Exercise requirements -
Using the listing below, select the lines with the word "diagnosis" and copy them.

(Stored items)

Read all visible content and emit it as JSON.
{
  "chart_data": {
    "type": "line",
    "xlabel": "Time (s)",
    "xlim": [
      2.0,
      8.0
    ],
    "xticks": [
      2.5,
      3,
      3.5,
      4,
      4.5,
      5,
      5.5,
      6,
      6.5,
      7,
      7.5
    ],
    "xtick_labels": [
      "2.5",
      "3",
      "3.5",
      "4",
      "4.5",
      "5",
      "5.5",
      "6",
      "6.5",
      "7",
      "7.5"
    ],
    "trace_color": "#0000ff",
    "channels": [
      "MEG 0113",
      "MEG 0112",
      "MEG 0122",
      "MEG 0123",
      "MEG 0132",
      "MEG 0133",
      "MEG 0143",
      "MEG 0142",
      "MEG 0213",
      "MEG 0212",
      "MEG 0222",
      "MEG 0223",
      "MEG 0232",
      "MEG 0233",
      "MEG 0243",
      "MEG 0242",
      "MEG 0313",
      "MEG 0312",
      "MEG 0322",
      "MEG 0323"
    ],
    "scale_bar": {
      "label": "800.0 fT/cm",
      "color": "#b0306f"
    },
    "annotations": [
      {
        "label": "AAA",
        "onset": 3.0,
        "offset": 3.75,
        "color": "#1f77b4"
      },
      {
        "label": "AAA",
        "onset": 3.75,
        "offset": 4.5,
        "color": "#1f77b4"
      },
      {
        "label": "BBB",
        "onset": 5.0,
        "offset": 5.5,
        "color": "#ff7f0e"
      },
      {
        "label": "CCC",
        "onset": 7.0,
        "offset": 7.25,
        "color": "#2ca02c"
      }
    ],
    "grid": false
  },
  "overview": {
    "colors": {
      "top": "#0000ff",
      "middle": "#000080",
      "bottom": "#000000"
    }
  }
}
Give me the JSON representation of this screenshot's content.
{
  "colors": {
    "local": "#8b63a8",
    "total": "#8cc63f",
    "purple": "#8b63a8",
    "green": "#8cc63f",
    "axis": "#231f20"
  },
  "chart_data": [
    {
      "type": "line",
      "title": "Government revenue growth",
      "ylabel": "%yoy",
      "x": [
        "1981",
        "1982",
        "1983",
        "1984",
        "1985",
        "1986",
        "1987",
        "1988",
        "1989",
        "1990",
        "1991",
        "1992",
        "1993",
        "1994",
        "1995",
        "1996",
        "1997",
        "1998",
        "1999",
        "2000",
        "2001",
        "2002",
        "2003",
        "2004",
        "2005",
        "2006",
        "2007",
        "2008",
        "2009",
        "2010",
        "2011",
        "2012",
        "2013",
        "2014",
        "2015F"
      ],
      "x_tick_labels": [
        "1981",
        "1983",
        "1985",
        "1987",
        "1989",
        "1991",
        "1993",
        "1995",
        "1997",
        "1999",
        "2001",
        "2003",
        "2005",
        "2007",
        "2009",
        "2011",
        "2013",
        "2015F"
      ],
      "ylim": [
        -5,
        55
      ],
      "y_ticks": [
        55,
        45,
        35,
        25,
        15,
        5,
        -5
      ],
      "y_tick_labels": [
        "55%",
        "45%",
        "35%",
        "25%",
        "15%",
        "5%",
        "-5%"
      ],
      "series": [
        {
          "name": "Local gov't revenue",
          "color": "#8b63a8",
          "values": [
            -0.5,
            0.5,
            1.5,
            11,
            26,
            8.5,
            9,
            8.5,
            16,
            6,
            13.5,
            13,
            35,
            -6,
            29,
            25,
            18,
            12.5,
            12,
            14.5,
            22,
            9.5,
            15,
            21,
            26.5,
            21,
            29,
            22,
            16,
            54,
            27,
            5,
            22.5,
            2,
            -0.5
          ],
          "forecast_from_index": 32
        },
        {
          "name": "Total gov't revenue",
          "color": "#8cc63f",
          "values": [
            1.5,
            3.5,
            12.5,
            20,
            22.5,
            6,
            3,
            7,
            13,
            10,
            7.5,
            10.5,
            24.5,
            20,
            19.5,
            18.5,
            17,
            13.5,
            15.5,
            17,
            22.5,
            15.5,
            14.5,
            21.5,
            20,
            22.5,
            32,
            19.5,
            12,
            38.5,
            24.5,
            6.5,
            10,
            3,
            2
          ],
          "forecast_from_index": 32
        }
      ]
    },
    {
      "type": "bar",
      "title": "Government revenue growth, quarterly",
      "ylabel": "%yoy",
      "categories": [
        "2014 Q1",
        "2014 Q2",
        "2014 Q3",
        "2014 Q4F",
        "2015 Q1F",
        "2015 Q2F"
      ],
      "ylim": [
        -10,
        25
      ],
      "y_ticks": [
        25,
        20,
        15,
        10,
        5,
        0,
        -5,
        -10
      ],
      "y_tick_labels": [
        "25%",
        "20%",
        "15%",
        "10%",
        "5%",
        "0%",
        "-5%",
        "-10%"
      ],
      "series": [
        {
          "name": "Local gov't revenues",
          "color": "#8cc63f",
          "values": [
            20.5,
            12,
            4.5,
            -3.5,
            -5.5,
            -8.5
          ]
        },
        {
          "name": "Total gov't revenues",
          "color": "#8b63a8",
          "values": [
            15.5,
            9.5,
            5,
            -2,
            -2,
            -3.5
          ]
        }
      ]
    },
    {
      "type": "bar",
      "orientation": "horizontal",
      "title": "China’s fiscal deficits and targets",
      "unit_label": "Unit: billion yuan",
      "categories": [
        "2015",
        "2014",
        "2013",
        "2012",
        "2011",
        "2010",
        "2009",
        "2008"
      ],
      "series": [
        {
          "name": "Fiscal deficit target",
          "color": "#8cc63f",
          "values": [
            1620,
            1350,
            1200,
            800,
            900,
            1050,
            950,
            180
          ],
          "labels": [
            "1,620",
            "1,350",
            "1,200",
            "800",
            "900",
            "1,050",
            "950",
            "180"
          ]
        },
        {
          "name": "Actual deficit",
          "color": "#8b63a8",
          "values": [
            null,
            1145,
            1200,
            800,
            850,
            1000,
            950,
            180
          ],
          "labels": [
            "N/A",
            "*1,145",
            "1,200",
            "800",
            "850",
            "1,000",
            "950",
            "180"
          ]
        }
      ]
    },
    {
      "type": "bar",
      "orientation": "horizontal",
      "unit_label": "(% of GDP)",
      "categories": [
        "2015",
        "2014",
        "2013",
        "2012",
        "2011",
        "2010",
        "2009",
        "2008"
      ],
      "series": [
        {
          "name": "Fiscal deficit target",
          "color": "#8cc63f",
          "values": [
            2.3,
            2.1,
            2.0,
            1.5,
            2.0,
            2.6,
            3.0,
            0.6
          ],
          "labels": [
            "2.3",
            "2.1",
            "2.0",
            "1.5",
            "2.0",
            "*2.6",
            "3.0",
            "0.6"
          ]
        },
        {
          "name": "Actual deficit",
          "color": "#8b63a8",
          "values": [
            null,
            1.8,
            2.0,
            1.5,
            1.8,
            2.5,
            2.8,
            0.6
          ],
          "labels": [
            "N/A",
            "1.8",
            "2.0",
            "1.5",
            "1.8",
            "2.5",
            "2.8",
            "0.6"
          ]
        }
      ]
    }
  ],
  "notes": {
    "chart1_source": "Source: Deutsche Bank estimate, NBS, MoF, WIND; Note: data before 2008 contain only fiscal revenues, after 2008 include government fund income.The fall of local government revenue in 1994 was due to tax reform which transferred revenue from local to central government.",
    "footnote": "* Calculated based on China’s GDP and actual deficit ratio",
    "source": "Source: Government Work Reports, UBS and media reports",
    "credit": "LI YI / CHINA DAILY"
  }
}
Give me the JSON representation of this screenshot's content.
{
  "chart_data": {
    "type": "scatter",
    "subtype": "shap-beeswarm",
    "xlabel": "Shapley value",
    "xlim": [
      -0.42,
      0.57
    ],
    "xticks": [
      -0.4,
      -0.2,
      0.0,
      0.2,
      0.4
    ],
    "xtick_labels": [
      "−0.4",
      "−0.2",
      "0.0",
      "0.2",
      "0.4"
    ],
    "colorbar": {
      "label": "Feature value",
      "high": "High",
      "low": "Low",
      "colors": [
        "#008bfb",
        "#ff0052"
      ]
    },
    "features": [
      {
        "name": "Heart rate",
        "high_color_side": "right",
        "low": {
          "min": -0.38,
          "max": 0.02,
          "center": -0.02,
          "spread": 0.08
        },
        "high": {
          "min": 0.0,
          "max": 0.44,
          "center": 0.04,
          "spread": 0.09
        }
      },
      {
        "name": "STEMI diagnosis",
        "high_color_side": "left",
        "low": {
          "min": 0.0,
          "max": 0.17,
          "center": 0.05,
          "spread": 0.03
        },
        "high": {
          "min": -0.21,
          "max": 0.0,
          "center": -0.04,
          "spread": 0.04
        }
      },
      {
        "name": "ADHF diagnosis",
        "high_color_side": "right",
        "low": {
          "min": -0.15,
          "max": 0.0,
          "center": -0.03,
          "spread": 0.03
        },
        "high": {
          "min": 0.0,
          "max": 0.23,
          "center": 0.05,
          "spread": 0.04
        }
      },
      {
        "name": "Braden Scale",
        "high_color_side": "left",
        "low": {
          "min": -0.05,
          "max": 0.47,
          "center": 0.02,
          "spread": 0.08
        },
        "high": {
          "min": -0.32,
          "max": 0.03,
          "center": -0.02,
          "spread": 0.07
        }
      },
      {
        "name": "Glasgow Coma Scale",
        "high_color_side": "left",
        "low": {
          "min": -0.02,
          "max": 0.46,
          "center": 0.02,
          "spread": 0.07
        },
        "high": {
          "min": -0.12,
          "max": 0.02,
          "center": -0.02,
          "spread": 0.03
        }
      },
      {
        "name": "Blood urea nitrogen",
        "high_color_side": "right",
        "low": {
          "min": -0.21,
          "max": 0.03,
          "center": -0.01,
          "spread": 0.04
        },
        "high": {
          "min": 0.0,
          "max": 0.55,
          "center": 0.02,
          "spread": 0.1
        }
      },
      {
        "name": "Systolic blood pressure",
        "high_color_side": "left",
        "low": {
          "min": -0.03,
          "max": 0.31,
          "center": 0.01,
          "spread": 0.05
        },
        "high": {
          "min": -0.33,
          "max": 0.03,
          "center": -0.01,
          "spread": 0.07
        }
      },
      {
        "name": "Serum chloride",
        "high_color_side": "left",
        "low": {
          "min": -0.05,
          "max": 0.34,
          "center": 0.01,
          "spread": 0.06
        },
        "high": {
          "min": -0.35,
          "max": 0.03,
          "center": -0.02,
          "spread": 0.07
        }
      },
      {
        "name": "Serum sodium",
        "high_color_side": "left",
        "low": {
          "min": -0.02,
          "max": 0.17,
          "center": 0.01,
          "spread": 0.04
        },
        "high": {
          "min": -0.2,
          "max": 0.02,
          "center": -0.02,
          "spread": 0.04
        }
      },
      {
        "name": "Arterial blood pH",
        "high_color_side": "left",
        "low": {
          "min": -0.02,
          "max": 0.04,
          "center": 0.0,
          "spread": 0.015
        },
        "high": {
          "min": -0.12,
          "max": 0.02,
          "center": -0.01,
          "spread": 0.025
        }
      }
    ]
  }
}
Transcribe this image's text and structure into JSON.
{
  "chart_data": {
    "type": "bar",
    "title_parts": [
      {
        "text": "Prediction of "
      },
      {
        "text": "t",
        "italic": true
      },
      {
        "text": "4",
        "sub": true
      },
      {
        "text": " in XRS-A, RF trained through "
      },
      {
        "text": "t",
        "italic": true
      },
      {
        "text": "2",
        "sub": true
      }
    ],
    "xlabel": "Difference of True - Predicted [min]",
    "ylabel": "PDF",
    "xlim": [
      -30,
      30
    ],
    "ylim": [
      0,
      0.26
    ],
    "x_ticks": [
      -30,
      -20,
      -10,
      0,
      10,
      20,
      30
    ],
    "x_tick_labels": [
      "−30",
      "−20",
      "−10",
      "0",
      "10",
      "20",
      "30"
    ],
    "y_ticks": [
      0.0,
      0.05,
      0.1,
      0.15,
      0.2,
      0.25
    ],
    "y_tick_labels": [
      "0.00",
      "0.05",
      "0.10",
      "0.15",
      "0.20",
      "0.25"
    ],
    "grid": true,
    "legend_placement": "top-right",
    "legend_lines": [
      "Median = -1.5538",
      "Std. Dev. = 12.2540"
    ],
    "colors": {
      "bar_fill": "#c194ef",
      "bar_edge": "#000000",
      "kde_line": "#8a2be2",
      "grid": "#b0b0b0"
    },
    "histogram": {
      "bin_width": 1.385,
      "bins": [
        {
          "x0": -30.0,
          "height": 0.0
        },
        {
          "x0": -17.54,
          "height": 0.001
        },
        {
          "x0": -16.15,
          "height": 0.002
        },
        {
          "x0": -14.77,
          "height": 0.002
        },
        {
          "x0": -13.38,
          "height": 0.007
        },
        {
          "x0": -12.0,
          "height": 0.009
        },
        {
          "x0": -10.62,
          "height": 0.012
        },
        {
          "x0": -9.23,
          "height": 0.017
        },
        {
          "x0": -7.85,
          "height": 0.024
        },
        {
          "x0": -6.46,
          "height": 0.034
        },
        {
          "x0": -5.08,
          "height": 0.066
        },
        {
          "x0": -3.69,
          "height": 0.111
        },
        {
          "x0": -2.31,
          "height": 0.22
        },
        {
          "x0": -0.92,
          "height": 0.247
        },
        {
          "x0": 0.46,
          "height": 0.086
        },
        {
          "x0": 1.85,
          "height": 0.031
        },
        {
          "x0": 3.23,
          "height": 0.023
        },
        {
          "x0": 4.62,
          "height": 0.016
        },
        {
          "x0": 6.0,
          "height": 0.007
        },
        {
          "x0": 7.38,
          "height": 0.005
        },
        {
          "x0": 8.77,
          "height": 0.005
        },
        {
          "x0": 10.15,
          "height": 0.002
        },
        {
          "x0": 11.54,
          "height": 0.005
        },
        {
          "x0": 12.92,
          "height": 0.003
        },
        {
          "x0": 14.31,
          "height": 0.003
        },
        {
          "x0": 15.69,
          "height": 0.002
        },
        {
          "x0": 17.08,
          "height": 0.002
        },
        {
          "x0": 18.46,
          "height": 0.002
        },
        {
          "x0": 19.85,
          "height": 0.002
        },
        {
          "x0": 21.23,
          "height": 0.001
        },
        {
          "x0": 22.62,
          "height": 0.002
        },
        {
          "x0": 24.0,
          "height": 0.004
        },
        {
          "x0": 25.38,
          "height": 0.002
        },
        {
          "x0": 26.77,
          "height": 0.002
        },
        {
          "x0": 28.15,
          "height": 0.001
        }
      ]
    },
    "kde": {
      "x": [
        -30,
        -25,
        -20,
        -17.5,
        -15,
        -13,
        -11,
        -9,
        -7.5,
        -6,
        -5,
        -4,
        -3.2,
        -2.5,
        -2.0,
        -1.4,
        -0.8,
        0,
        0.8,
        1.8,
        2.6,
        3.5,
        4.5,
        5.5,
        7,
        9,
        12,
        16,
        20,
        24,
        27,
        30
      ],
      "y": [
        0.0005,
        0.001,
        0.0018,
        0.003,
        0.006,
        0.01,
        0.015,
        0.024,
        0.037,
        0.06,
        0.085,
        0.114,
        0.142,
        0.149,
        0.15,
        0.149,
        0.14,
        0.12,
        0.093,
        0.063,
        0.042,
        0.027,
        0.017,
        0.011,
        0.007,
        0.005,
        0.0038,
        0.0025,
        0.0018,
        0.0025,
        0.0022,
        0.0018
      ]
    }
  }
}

Task result -
        "name": "STEMI diagnosis",
        "name": "ADHF diagnosis",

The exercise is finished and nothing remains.